> [WHAT THE TASK ASKS] Write out the records again, exactly, leaving none out.

** Start **

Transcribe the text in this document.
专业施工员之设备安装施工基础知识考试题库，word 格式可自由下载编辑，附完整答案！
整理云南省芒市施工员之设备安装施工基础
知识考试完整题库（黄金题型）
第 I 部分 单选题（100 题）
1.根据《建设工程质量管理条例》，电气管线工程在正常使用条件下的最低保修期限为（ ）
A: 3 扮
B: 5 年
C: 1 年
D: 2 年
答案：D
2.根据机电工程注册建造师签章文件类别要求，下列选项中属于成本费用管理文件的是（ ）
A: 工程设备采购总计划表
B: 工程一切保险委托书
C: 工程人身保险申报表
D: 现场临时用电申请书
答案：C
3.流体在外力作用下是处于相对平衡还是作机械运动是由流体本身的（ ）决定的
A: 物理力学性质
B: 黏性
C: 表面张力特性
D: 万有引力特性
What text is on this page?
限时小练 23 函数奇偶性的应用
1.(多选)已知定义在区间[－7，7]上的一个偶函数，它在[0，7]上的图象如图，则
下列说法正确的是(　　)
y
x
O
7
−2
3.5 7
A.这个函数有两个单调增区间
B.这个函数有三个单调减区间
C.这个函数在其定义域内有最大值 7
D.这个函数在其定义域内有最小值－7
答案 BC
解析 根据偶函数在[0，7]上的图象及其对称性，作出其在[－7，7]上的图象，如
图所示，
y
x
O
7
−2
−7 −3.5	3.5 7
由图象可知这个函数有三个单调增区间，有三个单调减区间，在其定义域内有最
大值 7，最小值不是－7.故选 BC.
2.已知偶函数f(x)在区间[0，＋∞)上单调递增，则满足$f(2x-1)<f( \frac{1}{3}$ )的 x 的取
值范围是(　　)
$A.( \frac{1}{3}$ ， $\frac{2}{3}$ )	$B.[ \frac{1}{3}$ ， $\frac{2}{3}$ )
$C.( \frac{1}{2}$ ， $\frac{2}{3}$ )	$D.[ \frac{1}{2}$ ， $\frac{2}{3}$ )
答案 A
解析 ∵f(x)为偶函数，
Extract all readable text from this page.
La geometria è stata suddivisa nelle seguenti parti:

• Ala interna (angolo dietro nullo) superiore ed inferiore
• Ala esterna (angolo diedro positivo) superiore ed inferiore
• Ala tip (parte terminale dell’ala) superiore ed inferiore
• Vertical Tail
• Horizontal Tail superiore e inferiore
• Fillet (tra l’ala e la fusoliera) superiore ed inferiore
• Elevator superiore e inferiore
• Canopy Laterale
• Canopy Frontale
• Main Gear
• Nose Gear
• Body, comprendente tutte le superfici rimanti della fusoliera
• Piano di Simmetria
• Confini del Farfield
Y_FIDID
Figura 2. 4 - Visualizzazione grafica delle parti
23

** End **

> [RESPONSE BELOW]
Transcribe the text in this document.
专业施工员之设备安装施工基础知识考试题库，word 格式可自由下载编辑，附完整答案！
整理云南省芒市施工员之设备安装施工基础
知识考试完整题库（黄金题型）
第 I 部分 单选题（100 题）
1.根据《建设工程质量管理条例》，电气管线工程在正常使用条件下的最低保修期限为（ ）
A: 3 扮
B: 5 年
C: 1 年
D: 2 年
答案：D
2.根据机电工程注册建造师签章文件类别要求，下列选项中属于成本费用管理文件的是（ ）
A: 工程设备采购总计划表
B: 工程一切保险委托书
C: 工程人身保险申报表
D: 现场临时用电申请书
答案：C
3.流体在外力作用下是处于相对平衡还是作机械运动是由流体本身的（ ）决定的
A: 物理力学性质
B: 黏性
C: 表面张力特性
D: 万有引力特性
What text is on this page?
限时小练 23 函数奇偶性的应用
1.(多选)已知定义在区间[－7，7]上的一个偶函数，它在[0，7]上的图象如图，则
下列说法正确的是(　　)
y
x
O
7
−2
3.5 7
A.这个函数有两个单调增区间
B.这个函数有三个单调减区间
C.这个函数在其定义域内有最大值 7
D.这个函数在其定义域内有最小值－7
答案 BC
解析 根据偶函数在[0，7]上的图象及其对称性，作出其在[－7，7]上的图象，如
图所示，
y
x
O
7
−2
−7 −3.5	3.5 7
由图象可知这个函数有三个单调增区间，有三个单调减区间，在其定义域内有最
大值 7，最小值不是－7.故选 BC.
2.已知偶函数f(x)在区间[0，＋∞)上单调递增，则满足$f(2x-1)<f( \frac{1}{3}$ )的 x 的取
值范围是(　　)
$A.( \frac{1}{3}$ ， $\frac{2}{3}$ )	$B.[ \frac{1}{3}$ ， $\frac{2}{3}$ )
$C.( \frac{1}{2}$ ， $\frac{2}{3}$ )	$D.[ \frac{1}{2}$ ， $\frac{2}{3}$ )
答案 A
解析 ∵f(x)为偶函数，
Extract all readable text from this page.
La geometria è stata suddivisa nelle seguenti parti:

• Ala interna (angolo dietro nullo) superiore ed inferiore
• Ala esterna (angolo diedro positivo) superiore ed inferiore
• Ala tip (parte terminale dell’ala) superiore ed inferiore
• Vertical Tail
• Horizontal Tail superiore e inferiore
• Fillet (tra l’ala e la fusoliera) superiore ed inferiore
• Elevator superiore e inferiore
• Canopy Laterale
• Canopy Frontale
• Main Gear
• Nose Gear
• Body, comprendente tutte le superfici rimanti della fusoliera
• Piano di Simmetria
• Confini del Farfield
Y_FIDID
Figura 2. 4 - Visualizzazione grafica delle parti
23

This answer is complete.